# Requirement:
Rewrite the stretch of lines from the one containing "Localize all elements." through the one containing "y-axis-title: Normalized Expression" as a Markdown table with the columns Row and Line, skipping any blank lines.

# Raw data:
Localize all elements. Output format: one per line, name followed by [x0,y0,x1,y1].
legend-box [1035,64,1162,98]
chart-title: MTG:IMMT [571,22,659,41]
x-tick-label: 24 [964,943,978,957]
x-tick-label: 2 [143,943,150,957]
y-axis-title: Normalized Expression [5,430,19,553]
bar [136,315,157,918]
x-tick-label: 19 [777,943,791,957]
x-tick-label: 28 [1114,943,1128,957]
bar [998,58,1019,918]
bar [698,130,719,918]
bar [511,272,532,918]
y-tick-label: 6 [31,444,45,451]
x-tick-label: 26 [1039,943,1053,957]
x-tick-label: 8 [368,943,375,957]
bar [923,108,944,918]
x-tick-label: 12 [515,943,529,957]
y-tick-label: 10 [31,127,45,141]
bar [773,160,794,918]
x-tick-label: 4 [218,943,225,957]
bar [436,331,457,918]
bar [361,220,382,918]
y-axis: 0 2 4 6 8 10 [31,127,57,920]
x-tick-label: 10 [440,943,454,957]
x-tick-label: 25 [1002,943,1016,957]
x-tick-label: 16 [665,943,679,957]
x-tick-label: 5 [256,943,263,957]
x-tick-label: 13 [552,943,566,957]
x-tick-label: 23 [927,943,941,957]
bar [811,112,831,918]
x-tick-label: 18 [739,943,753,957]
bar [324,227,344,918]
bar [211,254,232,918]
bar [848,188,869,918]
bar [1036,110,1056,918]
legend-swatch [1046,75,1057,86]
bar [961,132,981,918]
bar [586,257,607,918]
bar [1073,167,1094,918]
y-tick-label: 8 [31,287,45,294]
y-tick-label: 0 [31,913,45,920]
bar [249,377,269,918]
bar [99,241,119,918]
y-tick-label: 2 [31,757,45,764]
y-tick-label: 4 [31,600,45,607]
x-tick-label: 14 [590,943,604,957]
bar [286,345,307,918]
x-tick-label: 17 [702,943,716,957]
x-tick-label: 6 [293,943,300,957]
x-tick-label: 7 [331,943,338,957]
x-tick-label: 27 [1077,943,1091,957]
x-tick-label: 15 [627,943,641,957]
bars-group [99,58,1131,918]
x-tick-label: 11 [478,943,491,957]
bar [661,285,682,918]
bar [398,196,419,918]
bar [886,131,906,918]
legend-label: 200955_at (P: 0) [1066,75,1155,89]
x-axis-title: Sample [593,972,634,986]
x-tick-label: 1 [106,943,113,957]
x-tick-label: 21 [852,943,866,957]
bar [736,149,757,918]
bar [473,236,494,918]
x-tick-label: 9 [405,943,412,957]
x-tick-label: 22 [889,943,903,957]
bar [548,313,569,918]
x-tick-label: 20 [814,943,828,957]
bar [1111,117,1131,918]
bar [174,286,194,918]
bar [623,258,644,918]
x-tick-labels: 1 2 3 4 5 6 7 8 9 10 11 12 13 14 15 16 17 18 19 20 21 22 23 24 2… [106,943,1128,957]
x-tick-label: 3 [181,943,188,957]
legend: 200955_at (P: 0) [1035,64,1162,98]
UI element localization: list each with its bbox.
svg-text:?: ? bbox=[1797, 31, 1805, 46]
==
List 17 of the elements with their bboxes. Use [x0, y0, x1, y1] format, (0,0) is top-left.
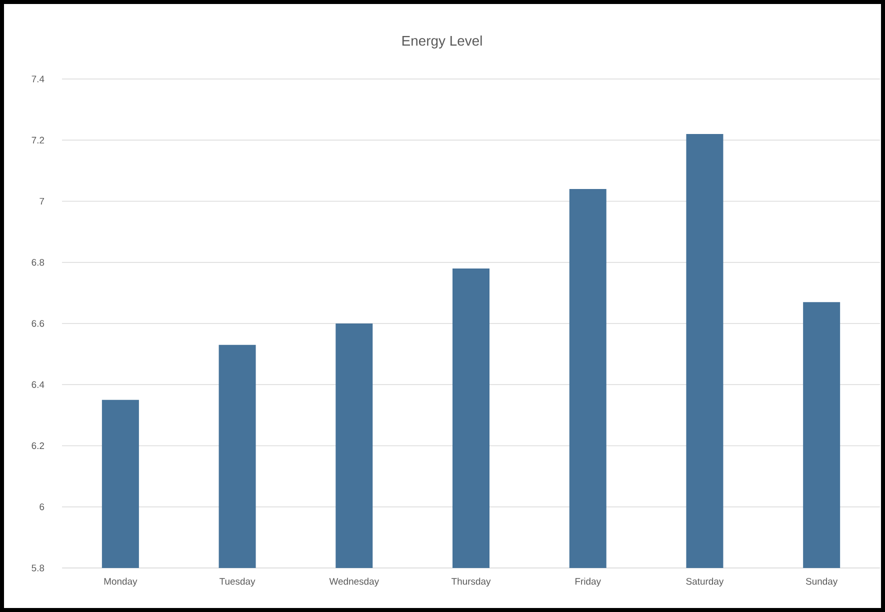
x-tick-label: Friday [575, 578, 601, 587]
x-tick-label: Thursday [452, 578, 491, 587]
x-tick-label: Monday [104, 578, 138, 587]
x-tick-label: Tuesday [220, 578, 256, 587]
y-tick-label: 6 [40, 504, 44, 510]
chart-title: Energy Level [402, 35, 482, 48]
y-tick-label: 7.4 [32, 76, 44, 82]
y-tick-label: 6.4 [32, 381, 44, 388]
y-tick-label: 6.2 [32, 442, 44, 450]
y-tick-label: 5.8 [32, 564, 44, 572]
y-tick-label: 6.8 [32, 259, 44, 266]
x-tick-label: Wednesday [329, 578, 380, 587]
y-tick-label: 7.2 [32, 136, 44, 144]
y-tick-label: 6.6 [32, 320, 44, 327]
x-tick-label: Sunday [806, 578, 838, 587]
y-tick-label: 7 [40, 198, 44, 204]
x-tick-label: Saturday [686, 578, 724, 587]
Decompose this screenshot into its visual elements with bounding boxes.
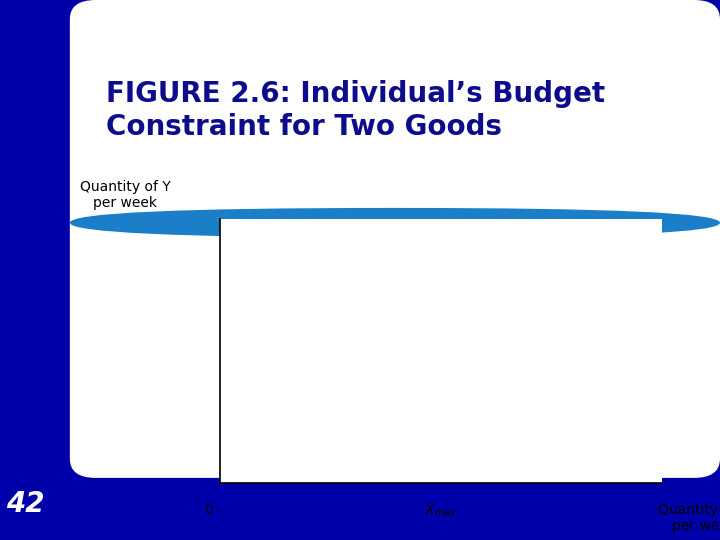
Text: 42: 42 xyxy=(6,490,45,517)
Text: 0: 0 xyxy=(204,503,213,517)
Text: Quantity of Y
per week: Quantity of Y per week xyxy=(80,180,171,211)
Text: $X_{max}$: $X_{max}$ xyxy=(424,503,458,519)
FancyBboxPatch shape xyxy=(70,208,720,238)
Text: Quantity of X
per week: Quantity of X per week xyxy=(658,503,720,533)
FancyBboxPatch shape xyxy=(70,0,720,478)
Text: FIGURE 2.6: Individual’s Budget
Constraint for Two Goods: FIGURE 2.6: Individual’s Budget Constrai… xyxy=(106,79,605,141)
...
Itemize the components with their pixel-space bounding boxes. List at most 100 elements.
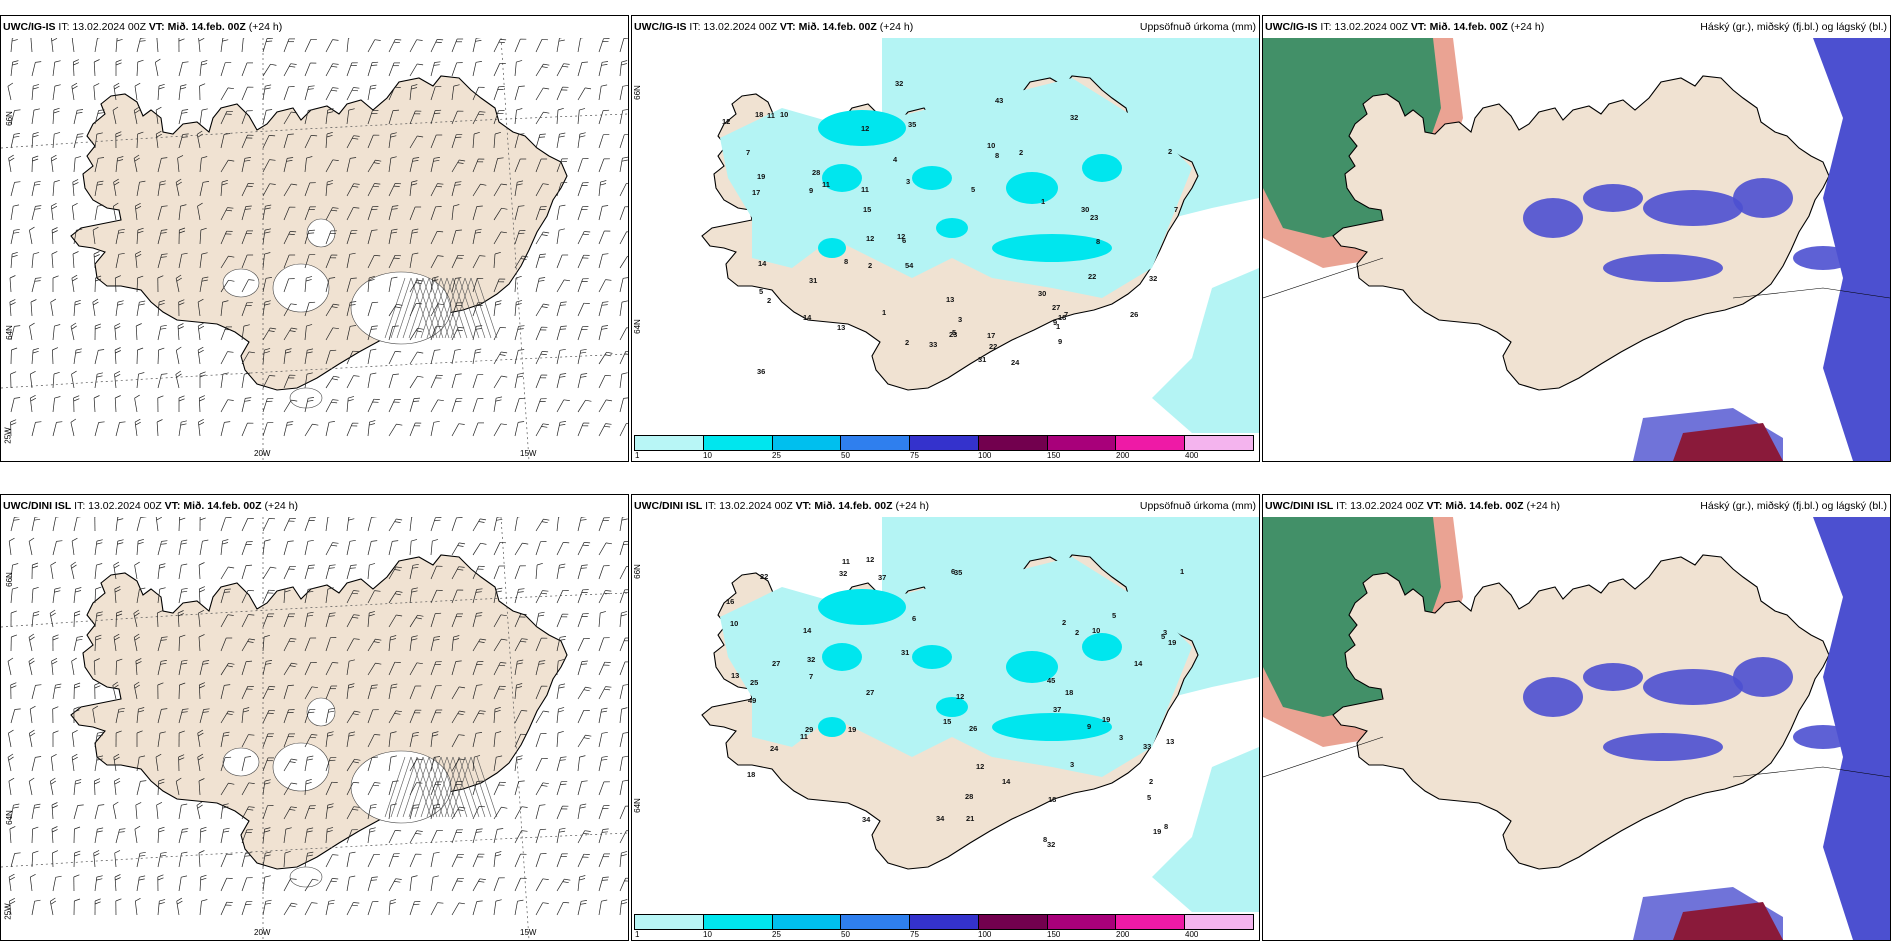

# Written answer:
| Row | Line |
|---|---|
| 1 | Localize all elements. Output format: one per line, name followed by [x0,y0,x1,y1]. |
| 2 | legend-box [1035,64,1162,98] |
| 3 | chart-title: MTG:IMMT [571,22,659,41] |
| 4 | x-tick-label: 24 [964,943,978,957] |
| 5 | x-tick-label: 2 [143,943,150,957] |
| 6 | y-axis-title: Normalized Expression [5,430,19,553] |